### EXERCISE BRIEF:
Write out every entry exactly as given, but omit the pictures.

### PROVIDED DATA:

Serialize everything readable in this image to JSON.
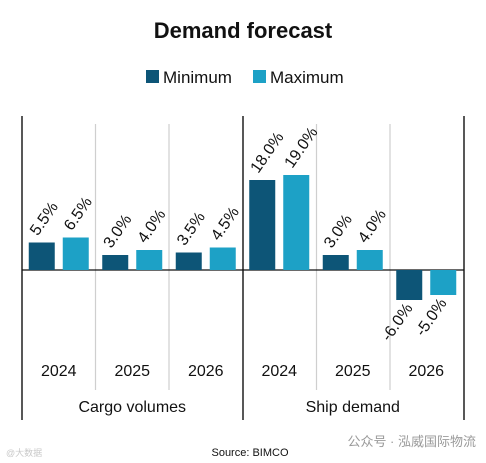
{
  "chart_data": {
    "type": "bar",
    "title": "Demand forecast",
    "legend_position": "top",
    "series": [
      {
        "name": "Minimum",
        "color": "#0d5577"
      },
      {
        "name": "Maximum",
        "color": "#1da1c6"
      }
    ],
    "groups": [
      {
        "name": "Cargo volumes",
        "categories": [
          "2024",
          "2025",
          "2026"
        ],
        "min_values": [
          5.5,
          3.0,
          3.5
        ],
        "max_values": [
          6.5,
          4.0,
          4.5
        ],
        "min_labels": [
          "5.5%",
          "3.0%",
          "3.5%"
        ],
        "max_labels": [
          "6.5%",
          "4.0%",
          "4.5%"
        ]
      },
      {
        "name": "Ship demand",
        "categories": [
          "2024",
          "2025",
          "2026"
        ],
        "min_values": [
          18.0,
          3.0,
          -6.0
        ],
        "max_values": [
          19.0,
          4.0,
          -5.0
        ],
        "min_labels": [
          "18.0%",
          "3.0%",
          "-6.0%"
        ],
        "max_labels": [
          "19.0%",
          "4.0%",
          "-5.0%"
        ]
      }
    ],
    "ylim": [
      -10,
      30
    ],
    "grid": "vertical separators between categories"
  },
  "source": "Source: BIMCO",
  "watermark_right": "公众号 · 泓威国际物流",
  "watermark_left": "@大数据"
}
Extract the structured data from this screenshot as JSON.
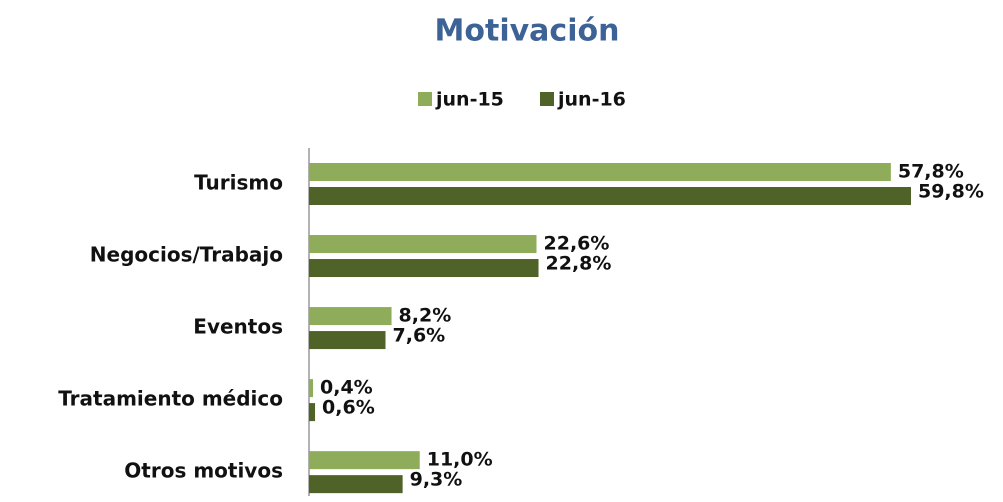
{
  "chart_data": {
    "type": "bar",
    "orientation": "horizontal",
    "title": "Motivación",
    "categories": [
      "Turismo",
      "Negocios/Trabajo",
      "Eventos",
      "Tratamiento médico",
      "Otros motivos"
    ],
    "series": [
      {
        "name": "jun-15",
        "color": "#8fac5a",
        "values": [
          57.8,
          22.6,
          8.2,
          0.4,
          11.0
        ],
        "value_labels": [
          "57,8%",
          "22,6%",
          "8,2%",
          "0,4%",
          "11,0%"
        ]
      },
      {
        "name": "jun-16",
        "color": "#4f6228",
        "values": [
          59.8,
          22.8,
          7.6,
          0.6,
          9.3
        ],
        "value_labels": [
          "59,8%",
          "22,8%",
          "7,6%",
          "0,6%",
          "9,3%"
        ]
      }
    ],
    "xlim": [
      0,
      60
    ],
    "legend": "top"
  }
}
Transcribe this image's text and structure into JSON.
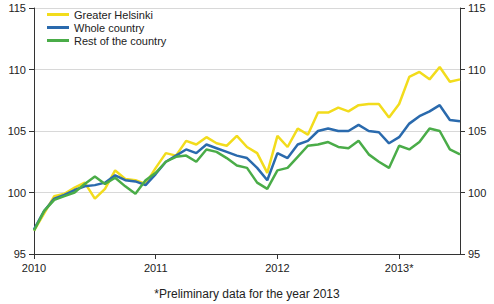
{
  "chart_data": {
    "type": "line",
    "annotation": "*Preliminary data for the year 2013",
    "categories": [
      "2010",
      null,
      null,
      null,
      null,
      null,
      null,
      null,
      null,
      null,
      null,
      null,
      "2011",
      null,
      null,
      null,
      null,
      null,
      null,
      null,
      null,
      null,
      null,
      null,
      "2012",
      null,
      null,
      null,
      null,
      null,
      null,
      null,
      null,
      null,
      null,
      null,
      "2013*",
      null,
      null,
      null,
      null,
      null,
      null
    ],
    "series": [
      {
        "name": "Greater Helsinki",
        "color": "#f2dc1c",
        "values": [
          96.9,
          98.3,
          99.7,
          99.9,
          100.4,
          100.8,
          99.5,
          100.3,
          101.8,
          101.1,
          101.0,
          100.7,
          102.0,
          103.2,
          103.0,
          104.2,
          103.9,
          104.5,
          104.0,
          103.8,
          104.6,
          103.7,
          103.2,
          101.6,
          104.6,
          103.7,
          105.2,
          104.7,
          106.5,
          106.5,
          106.9,
          106.6,
          107.1,
          107.2,
          107.2,
          106.1,
          107.2,
          109.4,
          109.8,
          109.2,
          110.2,
          109.0,
          109.2
        ]
      },
      {
        "name": "Whole country",
        "color": "#2a6aad",
        "values": [
          97.0,
          98.5,
          99.5,
          99.8,
          100.2,
          100.5,
          100.6,
          100.8,
          101.4,
          101.0,
          100.9,
          100.6,
          101.5,
          102.5,
          103.0,
          103.5,
          103.2,
          103.9,
          103.6,
          103.3,
          103.0,
          102.8,
          102.0,
          101.0,
          103.2,
          102.8,
          103.9,
          104.2,
          105.0,
          105.2,
          105.0,
          105.0,
          105.5,
          105.0,
          104.9,
          104.0,
          104.5,
          105.6,
          106.2,
          106.6,
          107.1,
          105.9,
          105.8
        ]
      },
      {
        "name": "Rest of the country",
        "color": "#4aac48",
        "values": [
          96.9,
          98.5,
          99.4,
          99.7,
          100.0,
          100.7,
          101.3,
          100.7,
          101.2,
          100.5,
          99.9,
          101.0,
          101.6,
          102.5,
          102.9,
          103.0,
          102.5,
          103.5,
          103.3,
          102.8,
          102.2,
          102.0,
          100.8,
          100.3,
          101.8,
          102.0,
          102.9,
          103.8,
          103.9,
          104.1,
          103.7,
          103.6,
          104.2,
          103.1,
          102.5,
          102.0,
          103.8,
          103.5,
          104.1,
          105.2,
          105.0,
          103.5,
          103.1
        ]
      }
    ],
    "ylim": [
      95,
      115
    ],
    "yticks": [
      95,
      100,
      105,
      110,
      115
    ],
    "y2lim": [
      95,
      115
    ],
    "y2ticks": [
      95,
      100,
      105,
      110,
      115
    ],
    "grid": true,
    "legend": "top-left"
  }
}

### RESULT:
Serialize everything readable in this image to JSON.
{
  "chart_data": {
    "type": "bar",
    "title": "Demand forecast",
    "legend_position": "top",
    "series": [
      {
        "name": "Minimum",
        "color": "#0d5577"
      },
      {
        "name": "Maximum",
        "color": "#1da1c6"
      }
    ],
    "groups": [
      {
        "name": "Cargo volumes",
        "categories": [
          "2024",
          "2025",
          "2026"
        ],
        "min_values": [
          5.5,
          3.0,
          3.5
        ],
        "max_values": [
          6.5,
          4.0,
          4.5
        ],
        "min_labels": [
          "5.5%",
          "3.0%",
          "3.5%"
        ],
        "max_labels": [
          "6.5%",
          "4.0%",
          "4.5%"
        ]
      },
      {
        "name": "Ship demand",
        "categories": [
          "2024",
          "2025",
          "2026"
        ],
        "min_values": [
          18.0,
          3.0,
          -6.0
        ],
        "max_values": [
          19.0,
          4.0,
          -5.0
        ],
        "min_labels": [
          "18.0%",
          "3.0%",
          "-6.0%"
        ],
        "max_labels": [
          "19.0%",
          "4.0%",
          "-5.0%"
        ]
      }
    ],
    "ylim": [
      -10,
      30
    ],
    "grid": "vertical separators between categories"
  },
  "source": "Source: BIMCO",
  "watermark_right": "公众号 · 泓威国际物流",
  "watermark_left": "@大数据"
}
Extract the structured data from this screenshot as JSON.
{
  "chart_data": {
    "type": "bar",
    "orientation": "horizontal",
    "title": "Motivación",
    "categories": [
      "Turismo",
      "Negocios/Trabajo",
      "Eventos",
      "Tratamiento médico",
      "Otros motivos"
    ],
    "series": [
      {
        "name": "jun-15",
        "color": "#8fac5a",
        "values": [
          57.8,
          22.6,
          8.2,
          0.4,
          11.0
        ],
        "value_labels": [
          "57,8%",
          "22,6%",
          "8,2%",
          "0,4%",
          "11,0%"
        ]
      },
      {
        "name": "jun-16",
        "color": "#4f6228",
        "values": [
          59.8,
          22.8,
          7.6,
          0.6,
          9.3
        ],
        "value_labels": [
          "59,8%",
          "22,8%",
          "7,6%",
          "0,6%",
          "9,3%"
        ]
      }
    ],
    "xlim": [
      0,
      60
    ],
    "legend": "top"
  }
}
Transcribe this image's text and structure into JSON.
{
  "chart_data": {
    "type": "line",
    "annotation": "*Preliminary data for the year 2013",
    "categories": [
      "2010",
      null,
      null,
      null,
      null,
      null,
      null,
      null,
      null,
      null,
      null,
      null,
      "2011",
      null,
      null,
      null,
      null,
      null,
      null,
      null,
      null,
      null,
      null,
      null,
      "2012",
      null,
      null,
      null,
      null,
      null,
      null,
      null,
      null,
      null,
      null,
      null,
      "2013*",
      null,
      null,
      null,
      null,
      null,
      null
    ],
    "series": [
      {
        "name": "Greater Helsinki",
        "color": "#f2dc1c",
        "values": [
          96.9,
          98.3,
          99.7,
          99.9,
          100.4,
          100.8,
          99.5,
          100.3,
          101.8,
          101.1,
          101.0,
          100.7,
          102.0,
          103.2,
          103.0,
          104.2,
          103.9,
          104.5,
          104.0,
          103.8,
          104.6,
          103.7,
          103.2,
          101.6,
          104.6,
          103.7,
          105.2,
          104.7,
          106.5,
          106.5,
          106.9,
          106.6,
          107.1,
          107.2,
          107.2,
          106.1,
          107.2,
          109.4,
          109.8,
          109.2,
          110.2,
          109.0,
          109.2
        ]
      },
      {
        "name": "Whole country",
        "color": "#2a6aad",
        "values": [
          97.0,
          98.5,
          99.5,
          99.8,
          100.2,
          100.5,
          100.6,
          100.8,
          101.4,
          101.0,
          100.9,
          100.6,
          101.5,
          102.5,
          103.0,
          103.5,
          103.2,
          103.9,
          103.6,
          103.3,
          103.0,
          102.8,
          102.0,
          101.0,
          103.2,
          102.8,
          103.9,
          104.2,
          105.0,
          105.2,
          105.0,
          105.0,
          105.5,
          105.0,
          104.9,
          104.0,
          104.5,
          105.6,
          106.2,
          106.6,
          107.1,
          105.9,
          105.8
        ]
      },
      {
        "name": "Rest of the country",
        "color": "#4aac48",
        "values": [
          96.9,
          98.5,
          99.4,
          99.7,
          100.0,
          100.7,
          101.3,
          100.7,
          101.2,
          100.5,
          99.9,
          101.0,
          101.6,
          102.5,
          102.9,
          103.0,
          102.5,
          103.5,
          103.3,
          102.8,
          102.2,
          102.0,
          100.8,
          100.3,
          101.8,
          102.0,
          102.9,
          103.8,
          103.9,
          104.1,
          103.7,
          103.6,
          104.2,
          103.1,
          102.5,
          102.0,
          103.8,
          103.5,
          104.1,
          105.2,
          105.0,
          103.5,
          103.1
        ]
      }
    ],
    "ylim": [
      95,
      115
    ],
    "yticks": [
      95,
      100,
      105,
      110,
      115
    ],
    "y2lim": [
      95,
      115
    ],
    "y2ticks": [
      95,
      100,
      105,
      110,
      115
    ],
    "grid": true,
    "legend": "top-left"
  }
}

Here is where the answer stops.